Write out the whole listing, matching it exactly.

Dataset excerpts:
##########
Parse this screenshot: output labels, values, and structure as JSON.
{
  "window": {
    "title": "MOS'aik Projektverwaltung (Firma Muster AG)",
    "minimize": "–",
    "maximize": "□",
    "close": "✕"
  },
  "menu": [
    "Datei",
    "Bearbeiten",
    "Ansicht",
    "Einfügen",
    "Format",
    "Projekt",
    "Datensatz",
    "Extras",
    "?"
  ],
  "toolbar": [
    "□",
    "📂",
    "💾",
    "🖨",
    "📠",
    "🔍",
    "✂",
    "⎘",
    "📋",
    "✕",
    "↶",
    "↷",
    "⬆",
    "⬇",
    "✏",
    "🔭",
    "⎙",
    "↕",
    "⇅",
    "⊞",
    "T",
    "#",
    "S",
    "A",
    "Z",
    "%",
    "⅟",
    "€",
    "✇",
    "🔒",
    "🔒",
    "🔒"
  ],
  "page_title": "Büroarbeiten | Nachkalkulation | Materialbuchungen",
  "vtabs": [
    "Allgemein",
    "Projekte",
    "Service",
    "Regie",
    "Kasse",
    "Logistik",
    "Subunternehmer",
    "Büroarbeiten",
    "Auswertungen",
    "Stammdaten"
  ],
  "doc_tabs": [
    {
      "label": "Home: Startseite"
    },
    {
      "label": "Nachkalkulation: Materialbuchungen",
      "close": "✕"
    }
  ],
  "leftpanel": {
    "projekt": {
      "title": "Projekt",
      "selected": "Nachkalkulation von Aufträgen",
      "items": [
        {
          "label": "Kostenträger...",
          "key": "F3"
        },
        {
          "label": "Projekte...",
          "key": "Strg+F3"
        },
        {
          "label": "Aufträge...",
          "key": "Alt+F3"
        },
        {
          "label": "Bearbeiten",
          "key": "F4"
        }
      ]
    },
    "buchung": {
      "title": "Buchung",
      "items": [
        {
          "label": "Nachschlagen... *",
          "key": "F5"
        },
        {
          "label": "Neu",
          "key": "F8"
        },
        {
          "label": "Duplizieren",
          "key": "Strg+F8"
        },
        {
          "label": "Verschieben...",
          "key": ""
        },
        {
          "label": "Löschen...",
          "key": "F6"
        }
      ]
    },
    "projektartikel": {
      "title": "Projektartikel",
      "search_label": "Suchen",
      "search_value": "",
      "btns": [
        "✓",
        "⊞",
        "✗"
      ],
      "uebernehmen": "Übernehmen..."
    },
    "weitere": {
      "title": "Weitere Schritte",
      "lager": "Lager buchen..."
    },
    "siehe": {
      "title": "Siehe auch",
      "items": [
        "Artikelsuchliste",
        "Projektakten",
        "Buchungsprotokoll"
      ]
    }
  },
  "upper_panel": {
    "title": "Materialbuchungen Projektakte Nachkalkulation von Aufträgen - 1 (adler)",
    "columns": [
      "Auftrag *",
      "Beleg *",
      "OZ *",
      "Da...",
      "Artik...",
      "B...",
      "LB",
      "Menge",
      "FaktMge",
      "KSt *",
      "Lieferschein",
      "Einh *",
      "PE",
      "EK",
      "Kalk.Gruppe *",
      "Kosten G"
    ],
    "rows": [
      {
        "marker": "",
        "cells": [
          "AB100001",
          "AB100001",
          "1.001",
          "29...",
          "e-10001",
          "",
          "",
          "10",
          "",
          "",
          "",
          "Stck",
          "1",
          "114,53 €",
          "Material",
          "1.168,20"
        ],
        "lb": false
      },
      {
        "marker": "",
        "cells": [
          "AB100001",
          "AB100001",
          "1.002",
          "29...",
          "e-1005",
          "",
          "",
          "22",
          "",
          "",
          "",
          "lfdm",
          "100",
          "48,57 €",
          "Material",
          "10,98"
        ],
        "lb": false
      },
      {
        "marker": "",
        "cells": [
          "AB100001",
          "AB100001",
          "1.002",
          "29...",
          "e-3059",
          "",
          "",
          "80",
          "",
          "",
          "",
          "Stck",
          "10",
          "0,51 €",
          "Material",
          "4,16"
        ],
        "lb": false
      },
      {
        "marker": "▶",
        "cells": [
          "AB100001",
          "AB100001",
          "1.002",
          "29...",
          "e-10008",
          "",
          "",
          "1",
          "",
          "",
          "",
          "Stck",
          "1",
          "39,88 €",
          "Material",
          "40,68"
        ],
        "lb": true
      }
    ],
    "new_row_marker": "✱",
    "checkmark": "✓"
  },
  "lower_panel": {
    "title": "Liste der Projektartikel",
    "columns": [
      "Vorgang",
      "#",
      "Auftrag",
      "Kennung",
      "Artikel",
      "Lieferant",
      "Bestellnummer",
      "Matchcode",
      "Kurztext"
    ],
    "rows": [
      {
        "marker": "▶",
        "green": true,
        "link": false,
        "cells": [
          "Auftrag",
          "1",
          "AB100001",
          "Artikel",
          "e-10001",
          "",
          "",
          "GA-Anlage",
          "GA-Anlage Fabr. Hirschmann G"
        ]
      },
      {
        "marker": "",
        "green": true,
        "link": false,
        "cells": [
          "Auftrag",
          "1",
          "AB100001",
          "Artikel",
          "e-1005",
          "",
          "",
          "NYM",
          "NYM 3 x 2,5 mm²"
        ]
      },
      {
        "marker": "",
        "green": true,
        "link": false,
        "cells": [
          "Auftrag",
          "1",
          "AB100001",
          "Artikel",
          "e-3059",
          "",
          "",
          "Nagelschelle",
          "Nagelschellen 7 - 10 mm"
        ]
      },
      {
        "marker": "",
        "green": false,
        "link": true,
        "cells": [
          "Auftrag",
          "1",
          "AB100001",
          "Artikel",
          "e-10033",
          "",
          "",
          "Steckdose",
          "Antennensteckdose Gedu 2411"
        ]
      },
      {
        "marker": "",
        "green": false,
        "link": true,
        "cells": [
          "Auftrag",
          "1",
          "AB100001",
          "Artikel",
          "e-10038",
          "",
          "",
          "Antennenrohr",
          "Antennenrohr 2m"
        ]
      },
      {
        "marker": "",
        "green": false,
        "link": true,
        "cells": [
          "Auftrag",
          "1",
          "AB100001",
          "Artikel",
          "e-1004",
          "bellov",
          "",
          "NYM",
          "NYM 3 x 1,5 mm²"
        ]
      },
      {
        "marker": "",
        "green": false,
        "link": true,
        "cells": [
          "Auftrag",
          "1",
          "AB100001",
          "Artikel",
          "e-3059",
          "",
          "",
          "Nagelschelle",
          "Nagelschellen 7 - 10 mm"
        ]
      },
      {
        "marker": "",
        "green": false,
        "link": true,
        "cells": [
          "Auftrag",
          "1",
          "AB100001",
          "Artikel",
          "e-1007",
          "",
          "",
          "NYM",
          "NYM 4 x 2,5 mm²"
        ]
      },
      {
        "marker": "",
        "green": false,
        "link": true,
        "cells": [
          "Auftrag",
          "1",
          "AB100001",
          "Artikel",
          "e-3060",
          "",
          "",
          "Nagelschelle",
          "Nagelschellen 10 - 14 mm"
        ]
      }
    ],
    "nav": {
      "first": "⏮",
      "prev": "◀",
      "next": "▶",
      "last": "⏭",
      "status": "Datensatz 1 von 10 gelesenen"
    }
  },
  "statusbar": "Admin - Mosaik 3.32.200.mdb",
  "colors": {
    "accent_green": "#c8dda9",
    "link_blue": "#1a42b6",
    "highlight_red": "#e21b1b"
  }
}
##########
Solution for this problem:
Parse this screenshot: output labels, values, and structure as JSON.
{
  "window": {
    "title": "MOS'aik Projektverwaltung (Firma Muster AG)",
    "minimize": "–",
    "maximize": "□",
    "close": "✕"
  },
  "menu": [
    "Datei",
    "Bearbeiten",
    "Ansicht",
    "Einfügen",
    "Format",
    "Projekt",
    "Datensatz",
    "Extras",
    "?"
  ],
  "toolbar": [
    "□",
    "📂",
    "💾",
    "🖨",
    "📠",
    "🔍",
    "✂",
    "⎘",
    "📋",
    "✕",
    "↶",
    "↷",
    "⬆",
    "⬇",
    "✏",
    "🔭",
    "⎙",
    "↕",
    "⇅",
    "⊞",
    "T",
    "#",
    "S",
    "A",
    "Z",
    "%",
    "⅟",
    "€",
    "✇",
    "🔒",
    "🔒",
    "🔒"
  ],
  "page_title": "Büroarbeiten | Nachkalkulation | Materialbuchungen",
  "vtabs": [
    "Allgemein",
    "Projekte",
    "Service",
    "Regie",
    "Kasse",
    "Logistik",
    "Subunternehmer",
    "Büroarbeiten",
    "Auswertungen",
    "Stammdaten"
  ],
  "doc_tabs": [
    {
      "label": "Home: Startseite"
    },
    {
      "label": "Nachkalkulation: Materialbuchungen",
      "close": "✕"
    }
  ],
  "leftpanel": {
    "projekt": {
      "title": "Projekt",
      "selected": "Nachkalkulation von Aufträgen",
      "items": [
        {
          "label": "Kostenträger...",
          "key": "F3"
        },
        {
          "label": "Projekte...",
          "key": "Strg+F3"
        },
        {
          "label": "Aufträge...",
          "key": "Alt+F3"
        },
        {
          "label": "Bearbeiten",
          "key": "F4"
        }
      ]
    },
    "buchung": {
      "title": "Buchung",
      "items": [
        {
          "label": "Nachschlagen... *",
          "key": "F5"
        },
        {
          "label": "Neu",
          "key": "F8"
        },
        {
          "label": "Duplizieren",
          "key": "Strg+F8"
        },
        {
          "label": "Verschieben...",
          "key": ""
        },
        {
          "label": "Löschen...",
          "key": "F6"
        }
      ]
    },
    "projektartikel": {
      "title": "Projektartikel",
      "search_label": "Suchen",
      "search_value": "",
      "btns": [
        "✓",
        "⊞",
        "✗"
      ],
      "uebernehmen": "Übernehmen..."
    },
    "weitere": {
      "title": "Weitere Schritte",
      "lager": "Lager buchen..."
    },
    "siehe": {
      "title": "Siehe auch",
      "items": [
        "Artikelsuchliste",
        "Projektakten",
        "Buchungsprotokoll"
      ]
    }
  },
  "upper_panel": {
    "title": "Materialbuchungen Projektakte Nachkalkulation von Aufträgen - 1 (adler)",
    "columns": [
      "Auftrag *",
      "Beleg *",
      "OZ *",
      "Da...",
      "Artik...",
      "B...",
      "LB",
      "Menge",
      "FaktMge",
      "KSt *",
      "Lieferschein",
      "Einh *",
      "PE",
      "EK",
      "Kalk.Gruppe *",
      "Kosten G"
    ],
    "rows": [
      {
        "marker": "",
        "cells": [
          "AB100001",
          "AB100001",
          "1.001",
          "29...",
          "e-10001",
          "",
          "",
          "10",
          "",
          "",
          "",
          "Stck",
          "1",
          "114,53 €",
          "Material",
          "1.168,20"
        ],
        "lb": false
      },
      {
        "marker": "",
        "cells": [
          "AB100001",
          "AB100001",
          "1.002",
          "29...",
          "e-1005",
          "",
          "",
          "22",
          "",
          "",
          "",
          "lfdm",
          "100",
          "48,57 €",
          "Material",
          "10,98"
        ],
        "lb": false
      },
      {
        "marker": "",
        "cells": [
          "AB100001",
          "AB100001",
          "1.002",
          "29...",
          "e-3059",
          "",
          "",
          "80",
          "",
          "",
          "",
          "Stck",
          "10",
          "0,51 €",
          "Material",
          "4,16"
        ],
        "lb": false
      },
      {
        "marker": "▶",
        "cells": [
          "AB100001",
          "AB100001",
          "1.002",
          "29...",
          "e-10008",
          "",
          "",
          "1",
          "",
          "",
          "",
          "Stck",
          "1",
          "39,88 €",
          "Material",
          "40,68"
        ],
        "lb": true
      }
    ],
    "new_row_marker": "✱",
    "checkmark": "✓"
  },
  "lower_panel": {
    "title": "Liste der Projektartikel",
    "columns": [
      "Vorgang",
      "#",
      "Auftrag",
      "Kennung",
      "Artikel",
      "Lieferant",
      "Bestellnummer",
      "Matchcode",
      "Kurztext"
    ],
    "rows": [
      {
        "marker": "▶",
        "green": true,
        "link": false,
        "cells": [
          "Auftrag",
          "1",
          "AB100001",
          "Artikel",
          "e-10001",
          "",
          "",
          "GA-Anlage",
          "GA-Anlage Fabr. Hirschmann G"
        ]
      },
      {
        "marker": "",
        "green": true,
        "link": false,
        "cells": [
          "Auftrag",
          "1",
          "AB100001",
          "Artikel",
          "e-1005",
          "",
          "",
          "NYM",
          "NYM 3 x 2,5 mm²"
        ]
      },
      {
        "marker": "",
        "green": true,
        "link": false,
        "cells": [
          "Auftrag",
          "1",
          "AB100001",
          "Artikel",
          "e-3059",
          "",
          "",
          "Nagelschelle",
          "Nagelschellen 7 - 10 mm"
        ]
      },
      {
        "marker": "",
        "green": false,
        "link": true,
        "cells": [
          "Auftrag",
          "1",
          "AB100001",
          "Artikel",
          "e-10033",
          "",
          "",
          "Steckdose",
          "Antennensteckdose Gedu 2411"
        ]
      },
      {
        "marker": "",
        "green": false,
        "link": true,
        "cells": [
          "Auftrag",
          "1",
          "AB100001",
          "Artikel",
          "e-10038",
          "",
          "",
          "Antennenrohr",
          "Antennenrohr 2m"
        ]
      },
      {
        "marker": "",
        "green": false,
        "link": true,
        "cells": [
          "Auftrag",
          "1",
          "AB100001",
          "Artikel",
          "e-1004",
          "bellov",
          "",
          "NYM",
          "NYM 3 x 1,5 mm²"
        ]
      },
      {
        "marker": "",
        "green": false,
        "link": true,
        "cells": [
          "Auftrag",
          "1",
          "AB100001",
          "Artikel",
          "e-3059",
          "",
          "",
          "Nagelschelle",
          "Nagelschellen 7 - 10 mm"
        ]
      },
      {
        "marker": "",
        "green": false,
        "link": true,
        "cells": [
          "Auftrag",
          "1",
          "AB100001",
          "Artikel",
          "e-1007",
          "",
          "",
          "NYM",
          "NYM 4 x 2,5 mm²"
        ]
      },
      {
        "marker": "",
        "green": false,
        "link": true,
        "cells": [
          "Auftrag",
          "1",
          "AB100001",
          "Artikel",
          "e-3060",
          "",
          "",
          "Nagelschelle",
          "Nagelschellen 10 - 14 mm"
        ]
      }
    ],
    "nav": {
      "first": "⏮",
      "prev": "◀",
      "next": "▶",
      "last": "⏭",
      "status": "Datensatz 1 von 10 gelesenen"
    }
  },
  "statusbar": "Admin - Mosaik 3.32.200.mdb",
  "colors": {
    "accent_green": "#c8dda9",
    "link_blue": "#1a42b6",
    "highlight_red": "#e21b1b"
  }
}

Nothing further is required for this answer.